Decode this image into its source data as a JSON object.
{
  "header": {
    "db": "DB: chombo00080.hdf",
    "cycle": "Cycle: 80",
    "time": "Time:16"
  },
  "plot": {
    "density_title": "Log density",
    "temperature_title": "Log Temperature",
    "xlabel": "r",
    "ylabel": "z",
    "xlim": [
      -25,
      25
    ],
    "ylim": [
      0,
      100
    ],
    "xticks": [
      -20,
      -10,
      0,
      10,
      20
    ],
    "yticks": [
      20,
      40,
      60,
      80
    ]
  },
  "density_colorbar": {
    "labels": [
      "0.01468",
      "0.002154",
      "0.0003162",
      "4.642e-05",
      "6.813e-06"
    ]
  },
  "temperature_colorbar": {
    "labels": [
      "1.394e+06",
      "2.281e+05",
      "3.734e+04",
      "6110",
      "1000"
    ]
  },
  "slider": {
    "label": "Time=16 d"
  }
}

Given request: All the entries above need to be reproduced exactly.

Completed exercise:
Decode this image into its source data as a JSON object.
{
  "header": {
    "db": "DB: chombo00080.hdf",
    "cycle": "Cycle: 80",
    "time": "Time:16"
  },
  "plot": {
    "density_title": "Log density",
    "temperature_title": "Log Temperature",
    "xlabel": "r",
    "ylabel": "z",
    "xlim": [
      -25,
      25
    ],
    "ylim": [
      0,
      100
    ],
    "xticks": [
      -20,
      -10,
      0,
      10,
      20
    ],
    "yticks": [
      20,
      40,
      60,
      80
    ]
  },
  "density_colorbar": {
    "labels": [
      "0.01468",
      "0.002154",
      "0.0003162",
      "4.642e-05",
      "6.813e-06"
    ]
  },
  "temperature_colorbar": {
    "labels": [
      "1.394e+06",
      "2.281e+05",
      "3.734e+04",
      "6110",
      "1000"
    ]
  },
  "slider": {
    "label": "Time=16 d"
  }
}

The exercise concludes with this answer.